Can you output the material exactly as written, minus any pictures it holds?

======== Records to use ========

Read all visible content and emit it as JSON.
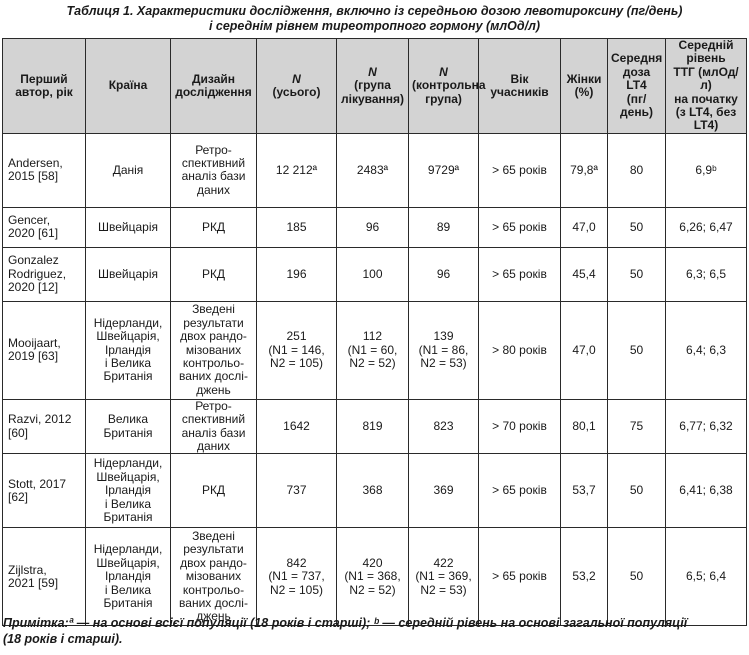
{
  "caption": {
    "line1": "Таблиця 1. Характеристики дослідження, включно із середньою дозою левотироксину (пг/день)",
    "line2": "і середнім рівнем тиреотропного гормону (млОд/л)"
  },
  "headers": [
    [
      "Перший",
      "автор, рік"
    ],
    [
      "Країна"
    ],
    [
      "Дизайн",
      "дослідження"
    ],
    [
      "N",
      "(усього)"
    ],
    [
      "N",
      "(група",
      "лікування)"
    ],
    [
      "N",
      "(контрольна",
      "група)"
    ],
    [
      "Вік",
      "учасників"
    ],
    [
      "Жінки",
      "(%)"
    ],
    [
      "Середня",
      "доза LT4",
      "(пг/день)"
    ],
    [
      "Середній рівень",
      "ТТГ (млОд/л)",
      "на початку",
      "(з LT4, без LT4)"
    ]
  ],
  "rows": [
    {
      "author": [
        "Andersen,",
        "2015 [58]"
      ],
      "country": [
        "Данія"
      ],
      "design": [
        "Ретро-",
        "спективний",
        "аналіз бази",
        "даних"
      ],
      "n_total": [
        "12 212ª"
      ],
      "n_treat": [
        "2483ª"
      ],
      "n_ctrl": [
        "9729ª"
      ],
      "age": "> 65 років",
      "women": "79,8ª",
      "dose": "80",
      "tsh": "6,9ᵇ"
    },
    {
      "author": [
        "Gencer,",
        "2020 [61]"
      ],
      "country": [
        "Швейцарія"
      ],
      "design": [
        "РКД"
      ],
      "n_total": [
        "185"
      ],
      "n_treat": [
        "96"
      ],
      "n_ctrl": [
        "89"
      ],
      "age": "> 65 років",
      "women": "47,0",
      "dose": "50",
      "tsh": "6,26; 6,47"
    },
    {
      "author": [
        "Gonzalez",
        "Rodriguez,",
        "2020 [12]"
      ],
      "country": [
        "Швейцарія"
      ],
      "design": [
        "РКД"
      ],
      "n_total": [
        "196"
      ],
      "n_treat": [
        "100"
      ],
      "n_ctrl": [
        "96"
      ],
      "age": "> 65 років",
      "women": "45,4",
      "dose": "50",
      "tsh": "6,3; 6,5"
    },
    {
      "author": [
        "Mooijaart,",
        "2019 [63]"
      ],
      "country": [
        "Нідерланди,",
        "Швейцарія,",
        "Ірландія",
        "і Велика",
        "Британія"
      ],
      "design": [
        "Зведені",
        "результати",
        "двох рандо-",
        "мізованих",
        "контрольо-",
        "ваних дослі-",
        "джень"
      ],
      "n_total": [
        "251",
        "(N1 = 146,",
        "N2 = 105)"
      ],
      "n_treat": [
        "112",
        "(N1 = 60,",
        "N2 = 52)"
      ],
      "n_ctrl": [
        "139",
        "(N1 = 86,",
        "N2 = 53)"
      ],
      "age": "> 80 років",
      "women": "47,0",
      "dose": "50",
      "tsh": "6,4; 6,3"
    },
    {
      "author": [
        "Razvi, 2012",
        "[60]"
      ],
      "country": [
        "Велика",
        "Британія"
      ],
      "design": [
        "Ретро-",
        "спективний",
        "аналіз бази",
        "даних"
      ],
      "n_total": [
        "1642"
      ],
      "n_treat": [
        "819"
      ],
      "n_ctrl": [
        "823"
      ],
      "age": "> 70 років",
      "women": "80,1",
      "dose": "75",
      "tsh": "6,77; 6,32"
    },
    {
      "author": [
        "Stott, 2017",
        "[62]"
      ],
      "country": [
        "Нідерланди,",
        "Швейцарія,",
        "Ірландія",
        "і Велика",
        "Британія"
      ],
      "design": [
        "РКД"
      ],
      "n_total": [
        "737"
      ],
      "n_treat": [
        "368"
      ],
      "n_ctrl": [
        "369"
      ],
      "age": "> 65 років",
      "women": "53,7",
      "dose": "50",
      "tsh": "6,41; 6,38"
    },
    {
      "author": [
        "Zijlstra,",
        "2021 [59]"
      ],
      "country": [
        "Нідерланди,",
        "Швейцарія,",
        "Ірландія",
        "і Велика",
        "Британія"
      ],
      "design": [
        "Зведені",
        "результати",
        "двох рандо-",
        "мізованих",
        "контрольо-",
        "ваних дослі-",
        "джень"
      ],
      "n_total": [
        "842",
        "(N1 = 737,",
        "N2 = 105)"
      ],
      "n_treat": [
        "420",
        "(N1 = 368,",
        "N2 = 52)"
      ],
      "n_ctrl": [
        "422",
        "(N1 = 369,",
        "N2 = 53)"
      ],
      "age": "> 65 років",
      "women": "53,2",
      "dose": "50",
      "tsh": "6,5; 6,4"
    }
  ],
  "note": {
    "line1": "Примітка:ª — на основі всієї популяції (18 років і старші); ᵇ — середній рівень на основі загальної популяції",
    "line2": "(18 років і старші)."
  }
}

========

**The response:**
Read all visible content and emit it as JSON.
{
  "caption": {
    "line1": "Таблиця 1. Характеристики дослідження, включно із середньою дозою левотироксину (пг/день)",
    "line2": "і середнім рівнем тиреотропного гормону (млОд/л)"
  },
  "headers": [
    [
      "Перший",
      "автор, рік"
    ],
    [
      "Країна"
    ],
    [
      "Дизайн",
      "дослідження"
    ],
    [
      "N",
      "(усього)"
    ],
    [
      "N",
      "(група",
      "лікування)"
    ],
    [
      "N",
      "(контрольна",
      "група)"
    ],
    [
      "Вік",
      "учасників"
    ],
    [
      "Жінки",
      "(%)"
    ],
    [
      "Середня",
      "доза LT4",
      "(пг/день)"
    ],
    [
      "Середній рівень",
      "ТТГ (млОд/л)",
      "на початку",
      "(з LT4, без LT4)"
    ]
  ],
  "rows": [
    {
      "author": [
        "Andersen,",
        "2015 [58]"
      ],
      "country": [
        "Данія"
      ],
      "design": [
        "Ретро-",
        "спективний",
        "аналіз бази",
        "даних"
      ],
      "n_total": [
        "12 212ª"
      ],
      "n_treat": [
        "2483ª"
      ],
      "n_ctrl": [
        "9729ª"
      ],
      "age": "> 65 років",
      "women": "79,8ª",
      "dose": "80",
      "tsh": "6,9ᵇ"
    },
    {
      "author": [
        "Gencer,",
        "2020 [61]"
      ],
      "country": [
        "Швейцарія"
      ],
      "design": [
        "РКД"
      ],
      "n_total": [
        "185"
      ],
      "n_treat": [
        "96"
      ],
      "n_ctrl": [
        "89"
      ],
      "age": "> 65 років",
      "women": "47,0",
      "dose": "50",
      "tsh": "6,26; 6,47"
    },
    {
      "author": [
        "Gonzalez",
        "Rodriguez,",
        "2020 [12]"
      ],
      "country": [
        "Швейцарія"
      ],
      "design": [
        "РКД"
      ],
      "n_total": [
        "196"
      ],
      "n_treat": [
        "100"
      ],
      "n_ctrl": [
        "96"
      ],
      "age": "> 65 років",
      "women": "45,4",
      "dose": "50",
      "tsh": "6,3; 6,5"
    },
    {
      "author": [
        "Mooijaart,",
        "2019 [63]"
      ],
      "country": [
        "Нідерланди,",
        "Швейцарія,",
        "Ірландія",
        "і Велика",
        "Британія"
      ],
      "design": [
        "Зведені",
        "результати",
        "двох рандо-",
        "мізованих",
        "контрольо-",
        "ваних дослі-",
        "джень"
      ],
      "n_total": [
        "251",
        "(N1 = 146,",
        "N2 = 105)"
      ],
      "n_treat": [
        "112",
        "(N1 = 60,",
        "N2 = 52)"
      ],
      "n_ctrl": [
        "139",
        "(N1 = 86,",
        "N2 = 53)"
      ],
      "age": "> 80 років",
      "women": "47,0",
      "dose": "50",
      "tsh": "6,4; 6,3"
    },
    {
      "author": [
        "Razvi, 2012",
        "[60]"
      ],
      "country": [
        "Велика",
        "Британія"
      ],
      "design": [
        "Ретро-",
        "спективний",
        "аналіз бази",
        "даних"
      ],
      "n_total": [
        "1642"
      ],
      "n_treat": [
        "819"
      ],
      "n_ctrl": [
        "823"
      ],
      "age": "> 70 років",
      "women": "80,1",
      "dose": "75",
      "tsh": "6,77; 6,32"
    },
    {
      "author": [
        "Stott, 2017",
        "[62]"
      ],
      "country": [
        "Нідерланди,",
        "Швейцарія,",
        "Ірландія",
        "і Велика",
        "Британія"
      ],
      "design": [
        "РКД"
      ],
      "n_total": [
        "737"
      ],
      "n_treat": [
        "368"
      ],
      "n_ctrl": [
        "369"
      ],
      "age": "> 65 років",
      "women": "53,7",
      "dose": "50",
      "tsh": "6,41; 6,38"
    },
    {
      "author": [
        "Zijlstra,",
        "2021 [59]"
      ],
      "country": [
        "Нідерланди,",
        "Швейцарія,",
        "Ірландія",
        "і Велика",
        "Британія"
      ],
      "design": [
        "Зведені",
        "результати",
        "двох рандо-",
        "мізованих",
        "контрольо-",
        "ваних дослі-",
        "джень"
      ],
      "n_total": [
        "842",
        "(N1 = 737,",
        "N2 = 105)"
      ],
      "n_treat": [
        "420",
        "(N1 = 368,",
        "N2 = 52)"
      ],
      "n_ctrl": [
        "422",
        "(N1 = 369,",
        "N2 = 53)"
      ],
      "age": "> 65 років",
      "women": "53,2",
      "dose": "50",
      "tsh": "6,5; 6,4"
    }
  ],
  "note": {
    "line1": "Примітка:ª — на основі всієї популяції (18 років і старші); ᵇ — середній рівень на основі загальної популяції",
    "line2": "(18 років і старші)."
  }
}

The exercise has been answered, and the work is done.